**Task instructions:** Identify, in the records below, every line where the string "right" appears, and copy each such line.

**Items:**
_ _ _ _ _

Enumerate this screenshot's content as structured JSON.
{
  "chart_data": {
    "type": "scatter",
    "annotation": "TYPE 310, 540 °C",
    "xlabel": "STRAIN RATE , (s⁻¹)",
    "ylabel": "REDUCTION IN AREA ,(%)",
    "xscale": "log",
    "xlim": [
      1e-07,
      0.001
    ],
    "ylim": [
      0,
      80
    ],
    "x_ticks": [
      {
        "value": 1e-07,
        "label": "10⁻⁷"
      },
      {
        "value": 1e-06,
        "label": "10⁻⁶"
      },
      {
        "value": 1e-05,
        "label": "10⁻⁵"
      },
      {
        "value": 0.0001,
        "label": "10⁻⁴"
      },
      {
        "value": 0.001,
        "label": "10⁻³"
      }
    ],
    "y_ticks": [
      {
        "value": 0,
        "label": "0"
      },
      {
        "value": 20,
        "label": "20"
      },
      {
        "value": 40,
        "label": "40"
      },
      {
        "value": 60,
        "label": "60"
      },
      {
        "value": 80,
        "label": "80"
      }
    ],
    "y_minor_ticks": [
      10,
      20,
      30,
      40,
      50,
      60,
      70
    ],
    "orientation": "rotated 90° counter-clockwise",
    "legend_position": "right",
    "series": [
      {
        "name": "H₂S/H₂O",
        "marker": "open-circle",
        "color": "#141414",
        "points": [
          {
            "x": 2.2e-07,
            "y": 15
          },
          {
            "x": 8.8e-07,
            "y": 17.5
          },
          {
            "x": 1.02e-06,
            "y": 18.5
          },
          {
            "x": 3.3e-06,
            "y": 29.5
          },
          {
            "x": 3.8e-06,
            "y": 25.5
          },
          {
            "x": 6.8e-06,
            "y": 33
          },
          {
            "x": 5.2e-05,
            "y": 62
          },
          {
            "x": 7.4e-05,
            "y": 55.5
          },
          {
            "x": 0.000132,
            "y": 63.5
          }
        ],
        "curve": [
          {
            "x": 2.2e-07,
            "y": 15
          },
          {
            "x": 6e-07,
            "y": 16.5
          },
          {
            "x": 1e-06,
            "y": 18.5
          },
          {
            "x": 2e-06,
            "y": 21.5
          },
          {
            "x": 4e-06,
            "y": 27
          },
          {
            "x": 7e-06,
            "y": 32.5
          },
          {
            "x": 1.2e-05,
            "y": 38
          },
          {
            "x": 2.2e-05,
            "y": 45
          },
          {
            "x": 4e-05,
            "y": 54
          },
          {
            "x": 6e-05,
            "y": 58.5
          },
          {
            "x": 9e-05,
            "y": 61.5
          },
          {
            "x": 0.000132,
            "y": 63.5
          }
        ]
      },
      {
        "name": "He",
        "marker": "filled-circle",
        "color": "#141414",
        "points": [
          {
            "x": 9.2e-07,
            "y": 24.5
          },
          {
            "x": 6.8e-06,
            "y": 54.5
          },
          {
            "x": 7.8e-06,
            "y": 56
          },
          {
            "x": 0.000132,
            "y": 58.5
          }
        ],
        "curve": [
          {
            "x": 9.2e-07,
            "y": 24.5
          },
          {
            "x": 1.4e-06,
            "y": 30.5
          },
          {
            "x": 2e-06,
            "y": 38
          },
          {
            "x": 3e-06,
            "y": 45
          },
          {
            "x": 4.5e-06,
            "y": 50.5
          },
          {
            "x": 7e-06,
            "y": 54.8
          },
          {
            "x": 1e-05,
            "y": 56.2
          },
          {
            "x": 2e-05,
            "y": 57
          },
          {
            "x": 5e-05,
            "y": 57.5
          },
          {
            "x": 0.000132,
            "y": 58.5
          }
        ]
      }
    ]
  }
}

_ _ _ _ _

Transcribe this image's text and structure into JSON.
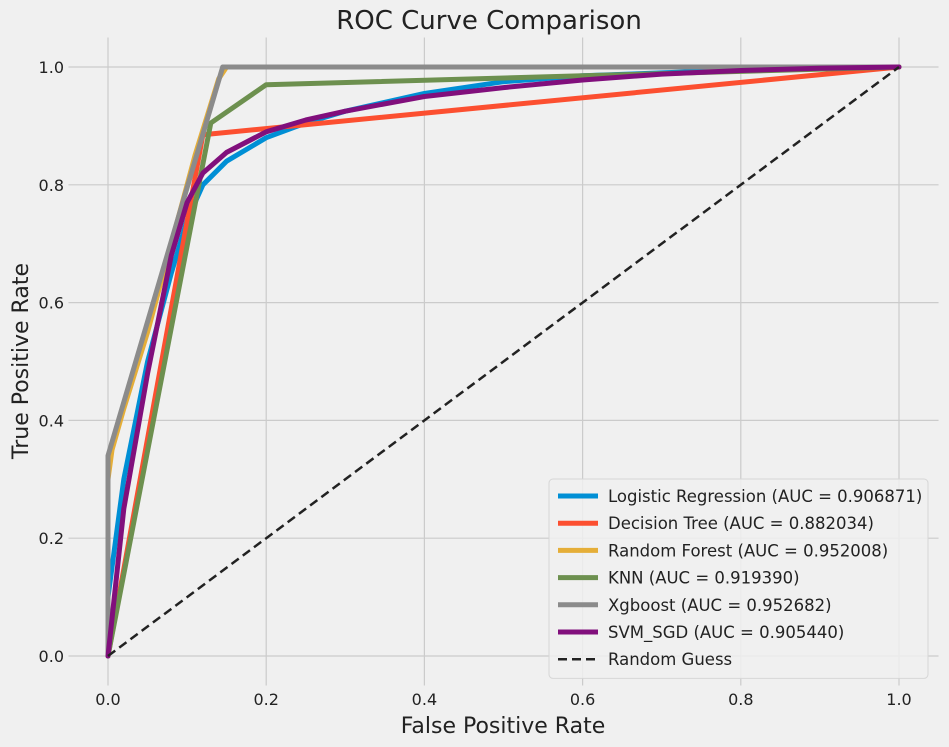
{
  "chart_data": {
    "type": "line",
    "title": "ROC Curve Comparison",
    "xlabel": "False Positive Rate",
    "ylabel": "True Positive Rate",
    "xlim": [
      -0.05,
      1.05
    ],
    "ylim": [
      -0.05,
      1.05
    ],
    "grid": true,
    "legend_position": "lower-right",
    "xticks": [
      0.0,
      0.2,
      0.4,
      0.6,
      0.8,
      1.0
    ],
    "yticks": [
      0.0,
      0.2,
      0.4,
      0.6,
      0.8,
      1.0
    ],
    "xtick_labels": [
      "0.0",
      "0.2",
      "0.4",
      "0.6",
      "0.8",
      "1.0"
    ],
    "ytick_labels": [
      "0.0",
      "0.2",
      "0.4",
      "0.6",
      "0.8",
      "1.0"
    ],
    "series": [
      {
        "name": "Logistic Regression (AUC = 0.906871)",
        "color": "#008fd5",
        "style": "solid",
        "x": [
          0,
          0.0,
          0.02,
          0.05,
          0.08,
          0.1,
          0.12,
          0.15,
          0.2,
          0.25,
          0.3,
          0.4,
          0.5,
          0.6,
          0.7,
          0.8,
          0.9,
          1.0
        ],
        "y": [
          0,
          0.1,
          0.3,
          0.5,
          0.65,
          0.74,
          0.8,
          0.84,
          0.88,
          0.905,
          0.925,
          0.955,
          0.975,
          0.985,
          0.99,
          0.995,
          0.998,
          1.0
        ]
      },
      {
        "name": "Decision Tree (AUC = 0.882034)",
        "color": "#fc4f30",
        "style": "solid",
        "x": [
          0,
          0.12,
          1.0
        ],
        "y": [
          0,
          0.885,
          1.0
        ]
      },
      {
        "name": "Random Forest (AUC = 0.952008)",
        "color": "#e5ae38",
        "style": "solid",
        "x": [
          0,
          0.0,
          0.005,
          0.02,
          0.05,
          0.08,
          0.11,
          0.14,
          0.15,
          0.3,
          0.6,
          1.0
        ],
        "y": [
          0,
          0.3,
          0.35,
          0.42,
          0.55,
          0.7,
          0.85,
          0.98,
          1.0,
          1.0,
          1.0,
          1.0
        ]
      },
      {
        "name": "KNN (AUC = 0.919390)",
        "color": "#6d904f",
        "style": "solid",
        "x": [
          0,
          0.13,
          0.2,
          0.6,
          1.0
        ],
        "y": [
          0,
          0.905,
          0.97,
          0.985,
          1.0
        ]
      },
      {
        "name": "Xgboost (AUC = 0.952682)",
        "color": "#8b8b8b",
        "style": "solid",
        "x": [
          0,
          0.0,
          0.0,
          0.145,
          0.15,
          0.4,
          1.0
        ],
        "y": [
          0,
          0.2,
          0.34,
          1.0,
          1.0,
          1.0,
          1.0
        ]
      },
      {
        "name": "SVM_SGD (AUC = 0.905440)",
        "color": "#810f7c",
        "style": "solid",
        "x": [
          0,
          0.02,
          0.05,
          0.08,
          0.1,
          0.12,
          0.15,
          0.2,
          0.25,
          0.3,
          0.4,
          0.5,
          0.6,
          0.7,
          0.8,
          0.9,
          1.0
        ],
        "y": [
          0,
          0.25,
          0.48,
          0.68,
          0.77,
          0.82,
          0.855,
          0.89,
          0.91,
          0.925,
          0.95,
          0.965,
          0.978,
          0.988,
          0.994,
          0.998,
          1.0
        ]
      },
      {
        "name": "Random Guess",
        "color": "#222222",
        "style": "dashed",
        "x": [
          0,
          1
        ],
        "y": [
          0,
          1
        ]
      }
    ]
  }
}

_ _ _ _ _

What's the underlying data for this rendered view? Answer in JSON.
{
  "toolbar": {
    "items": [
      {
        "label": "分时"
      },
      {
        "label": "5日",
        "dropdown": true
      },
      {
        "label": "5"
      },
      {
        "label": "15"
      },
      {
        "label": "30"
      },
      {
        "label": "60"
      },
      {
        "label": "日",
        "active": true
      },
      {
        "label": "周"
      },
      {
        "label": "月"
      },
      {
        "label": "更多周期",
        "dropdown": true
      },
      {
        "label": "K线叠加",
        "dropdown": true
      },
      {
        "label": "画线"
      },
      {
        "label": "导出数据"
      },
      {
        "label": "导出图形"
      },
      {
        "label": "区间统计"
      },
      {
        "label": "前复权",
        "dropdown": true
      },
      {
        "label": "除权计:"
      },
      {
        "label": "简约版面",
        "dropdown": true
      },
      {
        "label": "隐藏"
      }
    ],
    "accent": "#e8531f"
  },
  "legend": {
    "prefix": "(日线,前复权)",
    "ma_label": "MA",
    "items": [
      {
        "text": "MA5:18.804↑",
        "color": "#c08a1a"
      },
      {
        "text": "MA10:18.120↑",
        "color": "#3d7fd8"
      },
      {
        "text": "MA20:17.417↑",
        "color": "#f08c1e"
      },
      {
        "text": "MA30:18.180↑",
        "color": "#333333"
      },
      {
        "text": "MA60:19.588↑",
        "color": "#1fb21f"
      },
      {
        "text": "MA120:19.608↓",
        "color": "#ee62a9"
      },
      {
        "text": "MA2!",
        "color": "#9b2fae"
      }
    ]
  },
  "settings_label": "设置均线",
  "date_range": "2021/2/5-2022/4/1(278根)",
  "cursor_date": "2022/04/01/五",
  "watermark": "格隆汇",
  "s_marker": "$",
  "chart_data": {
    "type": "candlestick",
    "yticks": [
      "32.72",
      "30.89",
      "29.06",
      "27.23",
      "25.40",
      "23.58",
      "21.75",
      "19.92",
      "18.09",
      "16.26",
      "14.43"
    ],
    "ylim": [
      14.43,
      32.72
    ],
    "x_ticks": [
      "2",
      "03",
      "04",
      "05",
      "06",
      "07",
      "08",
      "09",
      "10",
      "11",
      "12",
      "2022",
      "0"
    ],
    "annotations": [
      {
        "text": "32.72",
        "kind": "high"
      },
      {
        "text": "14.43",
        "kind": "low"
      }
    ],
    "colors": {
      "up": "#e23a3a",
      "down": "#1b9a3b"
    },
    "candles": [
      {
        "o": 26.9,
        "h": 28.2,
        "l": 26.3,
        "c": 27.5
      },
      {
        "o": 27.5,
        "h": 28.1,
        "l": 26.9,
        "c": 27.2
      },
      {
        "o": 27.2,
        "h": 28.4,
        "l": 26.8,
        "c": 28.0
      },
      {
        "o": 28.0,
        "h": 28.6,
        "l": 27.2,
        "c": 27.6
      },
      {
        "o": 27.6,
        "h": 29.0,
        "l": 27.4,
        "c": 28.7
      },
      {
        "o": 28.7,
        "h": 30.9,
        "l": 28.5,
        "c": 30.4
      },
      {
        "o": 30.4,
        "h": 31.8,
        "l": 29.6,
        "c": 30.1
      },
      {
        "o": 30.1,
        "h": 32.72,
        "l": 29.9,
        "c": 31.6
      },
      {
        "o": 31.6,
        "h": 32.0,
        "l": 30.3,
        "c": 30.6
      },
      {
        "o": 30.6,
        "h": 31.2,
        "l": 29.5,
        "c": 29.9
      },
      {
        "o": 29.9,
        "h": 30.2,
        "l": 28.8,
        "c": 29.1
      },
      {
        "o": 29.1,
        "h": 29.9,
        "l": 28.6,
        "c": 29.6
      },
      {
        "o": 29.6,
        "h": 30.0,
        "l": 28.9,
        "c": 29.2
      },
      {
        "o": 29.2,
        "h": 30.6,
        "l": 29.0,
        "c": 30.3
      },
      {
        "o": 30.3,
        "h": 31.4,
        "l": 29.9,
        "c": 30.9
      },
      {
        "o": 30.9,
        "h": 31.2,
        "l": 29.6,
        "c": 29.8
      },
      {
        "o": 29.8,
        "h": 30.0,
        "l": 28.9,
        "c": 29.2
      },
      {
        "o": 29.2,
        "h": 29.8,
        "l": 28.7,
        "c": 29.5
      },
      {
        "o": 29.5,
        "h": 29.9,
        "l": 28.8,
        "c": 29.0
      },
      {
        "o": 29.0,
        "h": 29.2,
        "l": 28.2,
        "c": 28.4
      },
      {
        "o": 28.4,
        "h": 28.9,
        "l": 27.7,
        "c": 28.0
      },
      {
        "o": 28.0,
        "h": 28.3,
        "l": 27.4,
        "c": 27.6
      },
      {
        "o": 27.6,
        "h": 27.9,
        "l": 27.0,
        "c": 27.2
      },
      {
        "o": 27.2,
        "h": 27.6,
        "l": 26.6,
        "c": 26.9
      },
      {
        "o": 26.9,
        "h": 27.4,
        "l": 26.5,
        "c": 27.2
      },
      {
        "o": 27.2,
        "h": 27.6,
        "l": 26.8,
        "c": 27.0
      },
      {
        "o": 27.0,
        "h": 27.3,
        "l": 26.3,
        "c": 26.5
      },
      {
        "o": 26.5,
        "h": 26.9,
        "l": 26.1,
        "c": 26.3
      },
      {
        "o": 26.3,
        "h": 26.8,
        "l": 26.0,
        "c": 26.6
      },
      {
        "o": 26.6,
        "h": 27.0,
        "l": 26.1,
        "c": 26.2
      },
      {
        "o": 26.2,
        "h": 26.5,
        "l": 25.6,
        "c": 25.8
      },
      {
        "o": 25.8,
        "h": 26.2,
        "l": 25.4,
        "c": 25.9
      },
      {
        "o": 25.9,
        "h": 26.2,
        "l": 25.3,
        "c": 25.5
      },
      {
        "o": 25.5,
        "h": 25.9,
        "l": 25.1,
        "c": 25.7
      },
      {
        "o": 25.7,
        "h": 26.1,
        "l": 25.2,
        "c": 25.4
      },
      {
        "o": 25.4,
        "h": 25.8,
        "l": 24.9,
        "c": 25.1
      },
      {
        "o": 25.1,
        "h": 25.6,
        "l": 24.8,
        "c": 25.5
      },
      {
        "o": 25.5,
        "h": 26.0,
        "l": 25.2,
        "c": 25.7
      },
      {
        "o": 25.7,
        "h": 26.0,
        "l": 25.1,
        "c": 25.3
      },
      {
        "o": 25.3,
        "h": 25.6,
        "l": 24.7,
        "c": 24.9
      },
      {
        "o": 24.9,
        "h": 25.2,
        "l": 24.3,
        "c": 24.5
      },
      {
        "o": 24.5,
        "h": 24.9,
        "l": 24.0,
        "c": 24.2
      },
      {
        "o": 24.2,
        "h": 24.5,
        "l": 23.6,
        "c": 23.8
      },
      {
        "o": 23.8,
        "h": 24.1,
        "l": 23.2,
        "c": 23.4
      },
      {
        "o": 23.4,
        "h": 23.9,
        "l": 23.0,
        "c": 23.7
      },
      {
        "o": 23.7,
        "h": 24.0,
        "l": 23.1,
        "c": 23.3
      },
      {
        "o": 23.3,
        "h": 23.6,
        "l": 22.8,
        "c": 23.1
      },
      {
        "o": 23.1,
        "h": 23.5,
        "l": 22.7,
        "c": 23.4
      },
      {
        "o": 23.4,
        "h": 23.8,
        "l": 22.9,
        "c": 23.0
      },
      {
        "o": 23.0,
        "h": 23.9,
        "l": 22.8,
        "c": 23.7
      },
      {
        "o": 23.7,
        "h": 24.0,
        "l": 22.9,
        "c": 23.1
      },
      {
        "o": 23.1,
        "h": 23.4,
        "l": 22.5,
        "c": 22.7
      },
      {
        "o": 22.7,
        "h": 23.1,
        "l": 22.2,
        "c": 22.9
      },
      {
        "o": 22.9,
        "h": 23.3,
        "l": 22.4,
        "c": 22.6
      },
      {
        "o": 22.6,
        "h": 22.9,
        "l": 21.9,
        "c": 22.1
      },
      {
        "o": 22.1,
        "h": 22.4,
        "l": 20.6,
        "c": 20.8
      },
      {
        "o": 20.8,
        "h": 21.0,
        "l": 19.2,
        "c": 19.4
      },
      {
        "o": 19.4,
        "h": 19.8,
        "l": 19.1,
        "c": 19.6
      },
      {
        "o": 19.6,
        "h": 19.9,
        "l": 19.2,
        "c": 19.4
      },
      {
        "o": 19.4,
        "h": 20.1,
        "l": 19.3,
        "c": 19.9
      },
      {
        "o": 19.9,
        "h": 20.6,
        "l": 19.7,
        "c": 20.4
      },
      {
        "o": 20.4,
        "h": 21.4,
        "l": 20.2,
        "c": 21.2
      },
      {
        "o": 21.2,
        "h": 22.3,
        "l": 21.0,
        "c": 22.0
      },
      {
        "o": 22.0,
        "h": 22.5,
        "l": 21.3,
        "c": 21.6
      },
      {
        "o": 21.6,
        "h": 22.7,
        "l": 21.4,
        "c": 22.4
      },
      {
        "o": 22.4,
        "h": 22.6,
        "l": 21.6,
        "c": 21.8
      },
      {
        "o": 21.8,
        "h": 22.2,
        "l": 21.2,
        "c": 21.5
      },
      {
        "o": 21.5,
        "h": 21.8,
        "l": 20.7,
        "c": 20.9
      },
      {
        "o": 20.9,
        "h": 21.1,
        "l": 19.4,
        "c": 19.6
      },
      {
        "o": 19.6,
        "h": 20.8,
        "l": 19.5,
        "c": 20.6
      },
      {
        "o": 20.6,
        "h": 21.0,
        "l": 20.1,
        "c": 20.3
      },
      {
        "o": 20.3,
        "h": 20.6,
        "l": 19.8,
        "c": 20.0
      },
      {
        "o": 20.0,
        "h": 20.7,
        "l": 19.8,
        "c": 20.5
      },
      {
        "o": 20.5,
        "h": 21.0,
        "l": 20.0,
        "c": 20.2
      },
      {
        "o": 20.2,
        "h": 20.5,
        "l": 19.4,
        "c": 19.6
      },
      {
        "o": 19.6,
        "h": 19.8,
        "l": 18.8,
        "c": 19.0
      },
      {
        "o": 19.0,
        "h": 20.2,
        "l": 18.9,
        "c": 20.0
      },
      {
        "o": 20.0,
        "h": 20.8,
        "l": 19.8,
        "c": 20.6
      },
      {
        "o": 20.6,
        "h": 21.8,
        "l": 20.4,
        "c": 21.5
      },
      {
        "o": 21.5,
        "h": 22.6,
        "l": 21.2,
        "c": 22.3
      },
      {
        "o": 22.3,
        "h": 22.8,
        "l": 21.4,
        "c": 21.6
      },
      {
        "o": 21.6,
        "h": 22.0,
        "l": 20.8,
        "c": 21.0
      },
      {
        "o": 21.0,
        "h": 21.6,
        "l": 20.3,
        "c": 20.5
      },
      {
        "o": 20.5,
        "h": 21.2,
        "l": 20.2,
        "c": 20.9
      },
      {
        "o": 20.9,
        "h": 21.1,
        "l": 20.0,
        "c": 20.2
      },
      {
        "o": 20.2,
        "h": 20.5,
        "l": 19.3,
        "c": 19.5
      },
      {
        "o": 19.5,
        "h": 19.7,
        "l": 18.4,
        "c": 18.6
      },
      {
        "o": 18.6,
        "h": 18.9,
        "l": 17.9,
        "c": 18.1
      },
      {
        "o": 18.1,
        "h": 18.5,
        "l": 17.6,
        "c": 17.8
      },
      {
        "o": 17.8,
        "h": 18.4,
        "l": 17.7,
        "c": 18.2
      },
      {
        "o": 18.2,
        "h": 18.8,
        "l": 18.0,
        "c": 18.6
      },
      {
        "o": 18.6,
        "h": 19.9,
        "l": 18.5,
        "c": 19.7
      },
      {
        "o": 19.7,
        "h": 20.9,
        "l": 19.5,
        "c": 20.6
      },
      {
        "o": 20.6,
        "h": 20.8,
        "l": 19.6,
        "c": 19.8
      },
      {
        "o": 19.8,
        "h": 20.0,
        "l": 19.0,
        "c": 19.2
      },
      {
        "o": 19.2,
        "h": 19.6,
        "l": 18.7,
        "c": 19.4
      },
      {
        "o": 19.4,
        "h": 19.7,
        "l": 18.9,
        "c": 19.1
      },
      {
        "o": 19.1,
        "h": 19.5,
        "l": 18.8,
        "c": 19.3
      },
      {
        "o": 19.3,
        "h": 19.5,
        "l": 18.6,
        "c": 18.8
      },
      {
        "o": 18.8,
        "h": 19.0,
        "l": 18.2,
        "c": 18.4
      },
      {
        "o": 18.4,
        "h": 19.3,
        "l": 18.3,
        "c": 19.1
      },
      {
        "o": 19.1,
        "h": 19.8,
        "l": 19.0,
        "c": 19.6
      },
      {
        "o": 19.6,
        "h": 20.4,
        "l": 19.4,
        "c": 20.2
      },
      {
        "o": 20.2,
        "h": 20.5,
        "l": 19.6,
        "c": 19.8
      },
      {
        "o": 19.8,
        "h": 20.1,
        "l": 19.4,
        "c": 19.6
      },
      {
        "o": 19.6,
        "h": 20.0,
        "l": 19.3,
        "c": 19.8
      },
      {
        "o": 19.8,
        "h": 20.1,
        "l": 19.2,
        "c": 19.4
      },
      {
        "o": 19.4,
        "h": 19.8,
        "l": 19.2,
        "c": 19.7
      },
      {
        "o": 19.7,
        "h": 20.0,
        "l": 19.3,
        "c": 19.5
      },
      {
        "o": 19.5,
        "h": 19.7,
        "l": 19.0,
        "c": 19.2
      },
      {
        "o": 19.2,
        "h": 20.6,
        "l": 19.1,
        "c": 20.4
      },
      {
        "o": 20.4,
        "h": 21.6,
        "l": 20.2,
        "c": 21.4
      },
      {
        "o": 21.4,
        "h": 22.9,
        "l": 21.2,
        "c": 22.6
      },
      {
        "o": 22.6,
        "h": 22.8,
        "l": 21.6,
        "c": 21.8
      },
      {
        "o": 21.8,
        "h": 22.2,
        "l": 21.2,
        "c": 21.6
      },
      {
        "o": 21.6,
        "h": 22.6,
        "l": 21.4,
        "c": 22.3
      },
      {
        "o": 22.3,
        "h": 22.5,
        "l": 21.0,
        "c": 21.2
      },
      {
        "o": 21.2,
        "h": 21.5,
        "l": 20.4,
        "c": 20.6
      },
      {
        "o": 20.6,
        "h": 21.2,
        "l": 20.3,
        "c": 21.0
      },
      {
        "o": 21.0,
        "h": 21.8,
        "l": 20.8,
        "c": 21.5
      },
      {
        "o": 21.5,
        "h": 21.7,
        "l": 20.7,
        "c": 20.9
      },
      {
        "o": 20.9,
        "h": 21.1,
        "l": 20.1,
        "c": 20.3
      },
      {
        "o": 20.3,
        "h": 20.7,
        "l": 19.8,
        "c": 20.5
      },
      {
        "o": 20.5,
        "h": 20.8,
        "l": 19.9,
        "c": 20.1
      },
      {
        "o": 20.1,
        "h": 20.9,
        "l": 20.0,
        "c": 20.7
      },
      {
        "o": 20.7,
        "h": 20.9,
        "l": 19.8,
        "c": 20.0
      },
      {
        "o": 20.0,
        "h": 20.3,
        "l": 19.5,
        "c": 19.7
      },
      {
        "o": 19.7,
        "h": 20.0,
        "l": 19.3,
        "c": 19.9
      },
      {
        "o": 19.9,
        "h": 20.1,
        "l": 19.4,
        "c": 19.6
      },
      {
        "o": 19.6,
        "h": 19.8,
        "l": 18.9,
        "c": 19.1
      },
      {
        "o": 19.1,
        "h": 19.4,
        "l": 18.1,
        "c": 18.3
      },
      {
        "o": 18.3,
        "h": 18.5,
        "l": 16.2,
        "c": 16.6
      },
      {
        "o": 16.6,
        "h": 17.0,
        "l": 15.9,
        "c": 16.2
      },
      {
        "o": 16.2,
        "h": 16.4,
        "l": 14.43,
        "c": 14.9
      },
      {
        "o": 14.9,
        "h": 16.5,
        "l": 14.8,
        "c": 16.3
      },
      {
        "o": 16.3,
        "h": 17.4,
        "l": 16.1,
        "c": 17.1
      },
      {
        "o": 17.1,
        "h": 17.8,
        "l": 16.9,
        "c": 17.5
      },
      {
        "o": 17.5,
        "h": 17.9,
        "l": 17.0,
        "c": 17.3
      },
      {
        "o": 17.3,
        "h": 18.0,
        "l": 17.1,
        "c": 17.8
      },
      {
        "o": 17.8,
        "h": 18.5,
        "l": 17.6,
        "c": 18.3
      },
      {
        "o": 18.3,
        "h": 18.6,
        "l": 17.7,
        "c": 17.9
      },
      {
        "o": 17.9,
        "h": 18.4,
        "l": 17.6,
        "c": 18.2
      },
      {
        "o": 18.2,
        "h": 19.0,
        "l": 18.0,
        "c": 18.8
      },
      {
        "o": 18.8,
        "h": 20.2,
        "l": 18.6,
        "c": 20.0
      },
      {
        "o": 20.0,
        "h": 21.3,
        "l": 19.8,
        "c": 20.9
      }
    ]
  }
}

_ _ _ _ _

**Exercise result:**
    "legend_position": "right",
    "legend_position": "lower-right",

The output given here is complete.